*Task to carry out*. Transcribe the material below exactly as it appears.
------ Provided material
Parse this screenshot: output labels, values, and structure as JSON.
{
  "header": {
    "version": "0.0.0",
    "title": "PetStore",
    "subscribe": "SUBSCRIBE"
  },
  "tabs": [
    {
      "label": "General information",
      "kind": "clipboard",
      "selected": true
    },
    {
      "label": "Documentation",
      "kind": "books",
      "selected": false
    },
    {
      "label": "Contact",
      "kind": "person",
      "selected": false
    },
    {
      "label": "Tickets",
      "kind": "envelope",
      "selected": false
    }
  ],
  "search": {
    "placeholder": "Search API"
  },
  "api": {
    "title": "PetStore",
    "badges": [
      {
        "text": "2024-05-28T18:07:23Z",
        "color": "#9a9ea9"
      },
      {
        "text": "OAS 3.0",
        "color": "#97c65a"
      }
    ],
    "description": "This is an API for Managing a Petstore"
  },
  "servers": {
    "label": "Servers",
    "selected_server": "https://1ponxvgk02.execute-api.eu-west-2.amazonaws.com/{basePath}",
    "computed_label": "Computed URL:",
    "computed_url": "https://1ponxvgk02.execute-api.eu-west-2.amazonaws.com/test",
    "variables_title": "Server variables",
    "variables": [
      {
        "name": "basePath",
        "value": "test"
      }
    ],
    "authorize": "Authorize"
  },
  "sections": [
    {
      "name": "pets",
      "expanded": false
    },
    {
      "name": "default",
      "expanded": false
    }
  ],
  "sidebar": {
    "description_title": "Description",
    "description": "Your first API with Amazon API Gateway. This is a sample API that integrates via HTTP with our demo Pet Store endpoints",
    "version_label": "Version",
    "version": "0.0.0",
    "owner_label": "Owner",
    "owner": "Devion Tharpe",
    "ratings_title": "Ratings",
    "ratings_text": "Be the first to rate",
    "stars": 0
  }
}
------------
*Answer to the problem*.
Parse this screenshot: output labels, values, and structure as JSON.
{
  "header": {
    "version": "0.0.0",
    "title": "PetStore",
    "subscribe": "SUBSCRIBE"
  },
  "tabs": [
    {
      "label": "General information",
      "kind": "clipboard",
      "selected": true
    },
    {
      "label": "Documentation",
      "kind": "books",
      "selected": false
    },
    {
      "label": "Contact",
      "kind": "person",
      "selected": false
    },
    {
      "label": "Tickets",
      "kind": "envelope",
      "selected": false
    }
  ],
  "search": {
    "placeholder": "Search API"
  },
  "api": {
    "title": "PetStore",
    "badges": [
      {
        "text": "2024-05-28T18:07:23Z",
        "color": "#9a9ea9"
      },
      {
        "text": "OAS 3.0",
        "color": "#97c65a"
      }
    ],
    "description": "This is an API for Managing a Petstore"
  },
  "servers": {
    "label": "Servers",
    "selected_server": "https://1ponxvgk02.execute-api.eu-west-2.amazonaws.com/{basePath}",
    "computed_label": "Computed URL:",
    "computed_url": "https://1ponxvgk02.execute-api.eu-west-2.amazonaws.com/test",
    "variables_title": "Server variables",
    "variables": [
      {
        "name": "basePath",
        "value": "test"
      }
    ],
    "authorize": "Authorize"
  },
  "sections": [
    {
      "name": "pets",
      "expanded": false
    },
    {
      "name": "default",
      "expanded": false
    }
  ],
  "sidebar": {
    "description_title": "Description",
    "description": "Your first API with Amazon API Gateway. This is a sample API that integrates via HTTP with our demo Pet Store endpoints",
    "version_label": "Version",
    "version": "0.0.0",
    "owner_label": "Owner",
    "owner": "Devion Tharpe",
    "ratings_title": "Ratings",
    "ratings_text": "Be the first to rate",
    "stars": 0
  }
}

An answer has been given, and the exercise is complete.